What the exercise asks -
Rewrite the material below with "pixel coordinates" renamed to "pixel positions" and every other character left unchanged.

Dataset records -
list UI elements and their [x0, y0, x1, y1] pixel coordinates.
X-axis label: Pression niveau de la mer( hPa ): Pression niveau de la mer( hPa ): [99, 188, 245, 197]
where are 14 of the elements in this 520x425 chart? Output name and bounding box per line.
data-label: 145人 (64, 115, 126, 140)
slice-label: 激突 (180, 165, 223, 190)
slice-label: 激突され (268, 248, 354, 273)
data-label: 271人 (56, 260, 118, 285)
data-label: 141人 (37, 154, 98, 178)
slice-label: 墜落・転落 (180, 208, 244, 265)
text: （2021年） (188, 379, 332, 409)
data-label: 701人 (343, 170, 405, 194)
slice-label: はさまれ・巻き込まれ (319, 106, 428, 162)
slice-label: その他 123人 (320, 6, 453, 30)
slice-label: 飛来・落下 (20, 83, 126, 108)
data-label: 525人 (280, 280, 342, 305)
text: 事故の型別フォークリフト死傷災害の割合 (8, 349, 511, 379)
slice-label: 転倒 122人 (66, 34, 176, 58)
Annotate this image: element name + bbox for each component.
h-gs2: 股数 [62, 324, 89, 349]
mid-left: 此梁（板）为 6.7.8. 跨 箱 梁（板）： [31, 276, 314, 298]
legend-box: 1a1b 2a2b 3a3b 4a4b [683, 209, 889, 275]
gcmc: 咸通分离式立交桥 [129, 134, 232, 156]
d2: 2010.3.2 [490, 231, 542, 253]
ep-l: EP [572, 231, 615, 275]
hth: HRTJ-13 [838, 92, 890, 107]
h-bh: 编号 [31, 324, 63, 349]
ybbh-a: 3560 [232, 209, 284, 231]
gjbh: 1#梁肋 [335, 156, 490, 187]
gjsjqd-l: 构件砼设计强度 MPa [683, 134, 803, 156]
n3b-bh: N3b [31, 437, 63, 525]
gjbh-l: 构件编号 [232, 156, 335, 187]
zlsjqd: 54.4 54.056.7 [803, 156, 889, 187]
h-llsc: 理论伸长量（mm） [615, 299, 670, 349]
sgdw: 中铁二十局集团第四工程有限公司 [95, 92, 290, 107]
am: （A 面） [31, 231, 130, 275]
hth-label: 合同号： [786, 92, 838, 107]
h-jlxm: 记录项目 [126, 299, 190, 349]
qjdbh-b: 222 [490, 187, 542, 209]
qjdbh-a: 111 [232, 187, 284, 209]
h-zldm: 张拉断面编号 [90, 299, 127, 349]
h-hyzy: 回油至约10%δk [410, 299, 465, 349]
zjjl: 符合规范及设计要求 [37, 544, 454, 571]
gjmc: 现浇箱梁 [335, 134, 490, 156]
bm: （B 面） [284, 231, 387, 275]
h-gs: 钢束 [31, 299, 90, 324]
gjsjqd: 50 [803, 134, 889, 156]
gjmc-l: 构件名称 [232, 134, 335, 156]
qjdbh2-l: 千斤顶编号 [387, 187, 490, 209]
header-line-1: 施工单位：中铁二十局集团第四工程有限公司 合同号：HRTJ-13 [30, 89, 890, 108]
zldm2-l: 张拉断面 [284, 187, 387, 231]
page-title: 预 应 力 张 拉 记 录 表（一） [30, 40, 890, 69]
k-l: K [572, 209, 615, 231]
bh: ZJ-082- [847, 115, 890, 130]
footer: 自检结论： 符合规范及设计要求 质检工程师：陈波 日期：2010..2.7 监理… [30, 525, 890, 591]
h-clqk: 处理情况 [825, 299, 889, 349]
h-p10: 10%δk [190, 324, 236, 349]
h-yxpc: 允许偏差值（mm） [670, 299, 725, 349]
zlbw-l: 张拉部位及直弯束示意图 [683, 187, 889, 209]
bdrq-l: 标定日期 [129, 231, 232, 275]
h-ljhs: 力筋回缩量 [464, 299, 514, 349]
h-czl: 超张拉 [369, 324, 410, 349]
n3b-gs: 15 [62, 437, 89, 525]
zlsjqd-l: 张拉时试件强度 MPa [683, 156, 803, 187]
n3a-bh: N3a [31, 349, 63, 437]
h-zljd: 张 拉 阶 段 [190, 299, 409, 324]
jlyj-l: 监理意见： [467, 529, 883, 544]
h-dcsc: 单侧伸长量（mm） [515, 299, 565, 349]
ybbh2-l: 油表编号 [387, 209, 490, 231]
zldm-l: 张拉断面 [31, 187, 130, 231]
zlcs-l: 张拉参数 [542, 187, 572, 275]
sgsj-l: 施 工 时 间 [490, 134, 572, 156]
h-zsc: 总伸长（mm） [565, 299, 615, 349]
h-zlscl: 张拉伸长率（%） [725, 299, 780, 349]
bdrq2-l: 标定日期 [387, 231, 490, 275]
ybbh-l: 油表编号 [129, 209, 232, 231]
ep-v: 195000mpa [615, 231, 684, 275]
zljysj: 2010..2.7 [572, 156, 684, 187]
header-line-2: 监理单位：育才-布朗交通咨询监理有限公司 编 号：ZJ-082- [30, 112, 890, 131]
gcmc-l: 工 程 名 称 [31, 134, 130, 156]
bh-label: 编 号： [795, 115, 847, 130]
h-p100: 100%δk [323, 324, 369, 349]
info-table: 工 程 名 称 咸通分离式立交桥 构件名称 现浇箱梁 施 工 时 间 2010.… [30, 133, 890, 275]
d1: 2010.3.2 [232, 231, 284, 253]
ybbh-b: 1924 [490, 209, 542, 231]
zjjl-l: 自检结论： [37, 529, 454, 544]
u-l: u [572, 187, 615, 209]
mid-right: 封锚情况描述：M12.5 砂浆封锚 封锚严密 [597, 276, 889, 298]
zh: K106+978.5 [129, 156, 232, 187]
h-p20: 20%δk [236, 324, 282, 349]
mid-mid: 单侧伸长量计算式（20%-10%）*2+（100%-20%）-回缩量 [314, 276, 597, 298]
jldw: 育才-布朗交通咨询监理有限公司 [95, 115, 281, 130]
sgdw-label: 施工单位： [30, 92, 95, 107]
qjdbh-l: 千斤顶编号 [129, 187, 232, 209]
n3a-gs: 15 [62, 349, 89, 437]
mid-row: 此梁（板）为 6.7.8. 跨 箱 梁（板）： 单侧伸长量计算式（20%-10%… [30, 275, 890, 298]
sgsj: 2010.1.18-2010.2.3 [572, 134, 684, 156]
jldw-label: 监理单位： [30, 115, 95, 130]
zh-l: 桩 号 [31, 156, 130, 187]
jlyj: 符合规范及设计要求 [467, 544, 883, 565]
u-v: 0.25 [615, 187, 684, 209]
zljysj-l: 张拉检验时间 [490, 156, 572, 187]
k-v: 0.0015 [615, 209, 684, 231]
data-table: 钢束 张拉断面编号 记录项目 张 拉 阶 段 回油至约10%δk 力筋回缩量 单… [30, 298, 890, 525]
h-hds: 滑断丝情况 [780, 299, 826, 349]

Output -
list UI elements and their [x0, y0, x1, y1] pixel positions.
X-axis label: Pression niveau de la mer( hPa ): Pression niveau de la mer( hPa ): [99, 188, 245, 197]
where are 14 of the elements in this 520x425 chart? Output name and bounding box per line.
data-label: 145人 (64, 115, 126, 140)
slice-label: 激突 (180, 165, 223, 190)
slice-label: 激突され (268, 248, 354, 273)
data-label: 271人 (56, 260, 118, 285)
data-label: 141人 (37, 154, 98, 178)
slice-label: 墜落・転落 (180, 208, 244, 265)
text: （2021年） (188, 379, 332, 409)
data-label: 701人 (343, 170, 405, 194)
slice-label: はさまれ・巻き込まれ (319, 106, 428, 162)
slice-label: その他 123人 (320, 6, 453, 30)
slice-label: 飛来・落下 (20, 83, 126, 108)
data-label: 525人 (280, 280, 342, 305)
text: 事故の型別フォークリフト死傷災害の割合 (8, 349, 511, 379)
slice-label: 転倒 122人 (66, 34, 176, 58)
Annotate this image: element name + bbox for each component.
h-gs2: 股数 [62, 324, 89, 349]
mid-left: 此梁（板）为 6.7.8. 跨 箱 梁（板）： [31, 276, 314, 298]
legend-box: 1a1b 2a2b 3a3b 4a4b [683, 209, 889, 275]
gcmc: 咸通分离式立交桥 [129, 134, 232, 156]
d2: 2010.3.2 [490, 231, 542, 253]
ep-l: EP [572, 231, 615, 275]
hth: HRTJ-13 [838, 92, 890, 107]
h-bh: 编号 [31, 324, 63, 349]
ybbh-a: 3560 [232, 209, 284, 231]
gjbh: 1#梁肋 [335, 156, 490, 187]
gjsjqd-l: 构件砼设计强度 MPa [683, 134, 803, 156]
n3b-bh: N3b [31, 437, 63, 525]
gjbh-l: 构件编号 [232, 156, 335, 187]
zlsjqd: 54.4 54.056.7 [803, 156, 889, 187]
h-llsc: 理论伸长量（mm） [615, 299, 670, 349]
sgdw: 中铁二十局集团第四工程有限公司 [95, 92, 290, 107]
am: （A 面） [31, 231, 130, 275]
hth-label: 合同号： [786, 92, 838, 107]
h-jlxm: 记录项目 [126, 299, 190, 349]
qjdbh-b: 222 [490, 187, 542, 209]
qjdbh-a: 111 [232, 187, 284, 209]
h-zldm: 张拉断面编号 [90, 299, 127, 349]
h-hyzy: 回油至约10%δk [410, 299, 465, 349]
zjjl: 符合规范及设计要求 [37, 544, 454, 571]
gjmc: 现浇箱梁 [335, 134, 490, 156]
bm: （B 面） [284, 231, 387, 275]
h-gs: 钢束 [31, 299, 90, 324]
gjsjqd: 50 [803, 134, 889, 156]
gjmc-l: 构件名称 [232, 134, 335, 156]
qjdbh2-l: 千斤顶编号 [387, 187, 490, 209]
header-line-1: 施工单位：中铁二十局集团第四工程有限公司 合同号：HRTJ-13 [30, 89, 890, 108]
zldm2-l: 张拉断面 [284, 187, 387, 231]
page-title: 预 应 力 张 拉 记 录 表（一） [30, 40, 890, 69]
k-l: K [572, 209, 615, 231]
bh: ZJ-082- [847, 115, 890, 130]
footer: 自检结论： 符合规范及设计要求 质检工程师：陈波 日期：2010..2.7 监理… [30, 525, 890, 591]
h-clqk: 处理情况 [825, 299, 889, 349]
h-p10: 10%δk [190, 324, 236, 349]
h-yxpc: 允许偏差值（mm） [670, 299, 725, 349]
zlbw-l: 张拉部位及直弯束示意图 [683, 187, 889, 209]
bdrq-l: 标定日期 [129, 231, 232, 275]
h-ljhs: 力筋回缩量 [464, 299, 514, 349]
h-czl: 超张拉 [369, 324, 410, 349]
n3b-gs: 15 [62, 437, 89, 525]
zlsjqd-l: 张拉时试件强度 MPa [683, 156, 803, 187]
n3a-bh: N3a [31, 349, 63, 437]
h-zljd: 张 拉 阶 段 [190, 299, 409, 324]
jlyj-l: 监理意见： [467, 529, 883, 544]
h-dcsc: 单侧伸长量（mm） [515, 299, 565, 349]
ybbh2-l: 油表编号 [387, 209, 490, 231]
zldm-l: 张拉断面 [31, 187, 130, 231]
zlcs-l: 张拉参数 [542, 187, 572, 275]
sgsj-l: 施 工 时 间 [490, 134, 572, 156]
h-zsc: 总伸长（mm） [565, 299, 615, 349]
h-zlscl: 张拉伸长率（%） [725, 299, 780, 349]
bdrq2-l: 标定日期 [387, 231, 490, 275]
ybbh-l: 油表编号 [129, 209, 232, 231]
ep-v: 195000mpa [615, 231, 684, 275]
zljysj: 2010..2.7 [572, 156, 684, 187]
header-line-2: 监理单位：育才-布朗交通咨询监理有限公司 编 号：ZJ-082- [30, 112, 890, 131]
gcmc-l: 工 程 名 称 [31, 134, 130, 156]
bh-label: 编 号： [795, 115, 847, 130]
h-p100: 100%δk [323, 324, 369, 349]
info-table: 工 程 名 称 咸通分离式立交桥 构件名称 现浇箱梁 施 工 时 间 2010.… [30, 133, 890, 275]
d1: 2010.3.2 [232, 231, 284, 253]
ybbh-b: 1924 [490, 209, 542, 231]
zjjl-l: 自检结论： [37, 529, 454, 544]
u-l: u [572, 187, 615, 209]
mid-right: 封锚情况描述：M12.5 砂浆封锚 封锚严密 [597, 276, 889, 298]
zh: K106+978.5 [129, 156, 232, 187]
h-p20: 20%δk [236, 324, 282, 349]
mid-mid: 单侧伸长量计算式（20%-10%）*2+（100%-20%）-回缩量 [314, 276, 597, 298]
jldw: 育才-布朗交通咨询监理有限公司 [95, 115, 281, 130]
sgdw-label: 施工单位： [30, 92, 95, 107]
qjdbh-l: 千斤顶编号 [129, 187, 232, 209]
n3a-gs: 15 [62, 349, 89, 437]
mid-row: 此梁（板）为 6.7.8. 跨 箱 梁（板）： 单侧伸长量计算式（20%-10%… [30, 275, 890, 298]
sgsj: 2010.1.18-2010.2.3 [572, 134, 684, 156]
jldw-label: 监理单位： [30, 115, 95, 130]
zh-l: 桩 号 [31, 156, 130, 187]
jlyj: 符合规范及设计要求 [467, 544, 883, 565]
u-v: 0.25 [615, 187, 684, 209]
zljysj-l: 张拉检验时间 [490, 156, 572, 187]
k-v: 0.0015 [615, 209, 684, 231]
data-table: 钢束 张拉断面编号 记录项目 张 拉 阶 段 回油至约10%δk 力筋回缩量 单… [30, 298, 890, 525]
h-hds: 滑断丝情况 [780, 299, 826, 349]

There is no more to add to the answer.